WHAT YOU HAVE TO DO » Copy each line exactly.

[Stored entries]
********

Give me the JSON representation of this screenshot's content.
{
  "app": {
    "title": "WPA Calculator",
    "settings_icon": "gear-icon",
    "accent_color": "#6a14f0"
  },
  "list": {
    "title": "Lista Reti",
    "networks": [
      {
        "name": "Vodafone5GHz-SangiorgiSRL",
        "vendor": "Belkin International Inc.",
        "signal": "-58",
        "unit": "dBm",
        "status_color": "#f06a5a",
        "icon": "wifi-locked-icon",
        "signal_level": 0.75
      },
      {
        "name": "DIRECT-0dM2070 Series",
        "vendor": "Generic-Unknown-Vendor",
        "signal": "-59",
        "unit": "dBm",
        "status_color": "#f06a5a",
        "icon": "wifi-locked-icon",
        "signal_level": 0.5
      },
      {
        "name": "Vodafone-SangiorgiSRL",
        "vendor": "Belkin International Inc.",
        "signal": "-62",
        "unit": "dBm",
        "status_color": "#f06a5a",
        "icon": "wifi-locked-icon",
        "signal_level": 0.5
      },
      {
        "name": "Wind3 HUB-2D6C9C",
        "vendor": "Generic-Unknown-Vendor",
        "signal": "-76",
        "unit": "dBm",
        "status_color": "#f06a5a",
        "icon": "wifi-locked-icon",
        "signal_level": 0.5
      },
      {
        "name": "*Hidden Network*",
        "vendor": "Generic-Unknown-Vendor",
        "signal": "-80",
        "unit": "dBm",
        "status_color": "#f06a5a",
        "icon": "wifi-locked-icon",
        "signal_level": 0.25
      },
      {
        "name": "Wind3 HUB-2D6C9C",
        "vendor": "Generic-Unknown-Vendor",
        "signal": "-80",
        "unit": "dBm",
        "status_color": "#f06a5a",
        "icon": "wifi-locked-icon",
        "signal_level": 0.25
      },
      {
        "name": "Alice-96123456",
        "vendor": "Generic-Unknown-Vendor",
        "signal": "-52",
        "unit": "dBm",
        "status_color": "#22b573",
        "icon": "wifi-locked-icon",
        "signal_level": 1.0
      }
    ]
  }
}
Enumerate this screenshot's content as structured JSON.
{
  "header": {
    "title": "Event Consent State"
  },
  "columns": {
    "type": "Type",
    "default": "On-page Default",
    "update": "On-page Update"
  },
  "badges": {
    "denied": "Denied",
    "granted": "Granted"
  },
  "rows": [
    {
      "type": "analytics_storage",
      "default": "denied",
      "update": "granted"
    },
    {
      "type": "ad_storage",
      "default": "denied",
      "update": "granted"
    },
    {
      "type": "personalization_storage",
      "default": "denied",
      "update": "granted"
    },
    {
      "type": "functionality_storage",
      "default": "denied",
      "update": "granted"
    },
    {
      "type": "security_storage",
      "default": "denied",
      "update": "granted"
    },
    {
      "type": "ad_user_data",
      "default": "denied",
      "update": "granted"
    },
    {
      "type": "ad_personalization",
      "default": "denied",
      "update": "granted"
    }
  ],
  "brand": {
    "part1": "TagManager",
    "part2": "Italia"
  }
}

********

TASK OUTPUT »
Give me the JSON representation of this screenshot's content.
{
  "app": {
    "title": "WPA Calculator",
    "settings_icon": "gear-icon",
    "accent_color": "#6a14f0"
  },
  "list": {
    "title": "Lista Reti",
    "networks": [
      {
        "name": "Vodafone5GHz-SangiorgiSRL",
        "vendor": "Belkin International Inc.",
        "signal": "-58",
        "unit": "dBm",
        "status_color": "#f06a5a",
        "icon": "wifi-locked-icon",
        "signal_level": 0.75
      },
      {
        "name": "DIRECT-0dM2070 Series",
        "vendor": "Generic-Unknown-Vendor",
        "signal": "-59",
        "unit": "dBm",
        "status_color": "#f06a5a",
        "icon": "wifi-locked-icon",
        "signal_level": 0.5
      },
      {
        "name": "Vodafone-SangiorgiSRL",
        "vendor": "Belkin International Inc.",
        "signal": "-62",
        "unit": "dBm",
        "status_color": "#f06a5a",
        "icon": "wifi-locked-icon",
        "signal_level": 0.5
      },
      {
        "name": "Wind3 HUB-2D6C9C",
        "vendor": "Generic-Unknown-Vendor",
        "signal": "-76",
        "unit": "dBm",
        "status_color": "#f06a5a",
        "icon": "wifi-locked-icon",
        "signal_level": 0.5
      },
      {
        "name": "*Hidden Network*",
        "vendor": "Generic-Unknown-Vendor",
        "signal": "-80",
        "unit": "dBm",
        "status_color": "#f06a5a",
        "icon": "wifi-locked-icon",
        "signal_level": 0.25
      },
      {
        "name": "Wind3 HUB-2D6C9C",
        "vendor": "Generic-Unknown-Vendor",
        "signal": "-80",
        "unit": "dBm",
        "status_color": "#f06a5a",
        "icon": "wifi-locked-icon",
        "signal_level": 0.25
      },
      {
        "name": "Alice-96123456",
        "vendor": "Generic-Unknown-Vendor",
        "signal": "-52",
        "unit": "dBm",
        "status_color": "#22b573",
        "icon": "wifi-locked-icon",
        "signal_level": 1.0
      }
    ]
  }
}
Enumerate this screenshot's content as structured JSON.
{
  "header": {
    "title": "Event Consent State"
  },
  "columns": {
    "type": "Type",
    "default": "On-page Default",
    "update": "On-page Update"
  },
  "badges": {
    "denied": "Denied",
    "granted": "Granted"
  },
  "rows": [
    {
      "type": "analytics_storage",
      "default": "denied",
      "update": "granted"
    },
    {
      "type": "ad_storage",
      "default": "denied",
      "update": "granted"
    },
    {
      "type": "personalization_storage",
      "default": "denied",
      "update": "granted"
    },
    {
      "type": "functionality_storage",
      "default": "denied",
      "update": "granted"
    },
    {
      "type": "security_storage",
      "default": "denied",
      "update": "granted"
    },
    {
      "type": "ad_user_data",
      "default": "denied",
      "update": "granted"
    },
    {
      "type": "ad_personalization",
      "default": "denied",
      "update": "granted"
    }
  ],
  "brand": {
    "part1": "TagManager",
    "part2": "Italia"
  }
}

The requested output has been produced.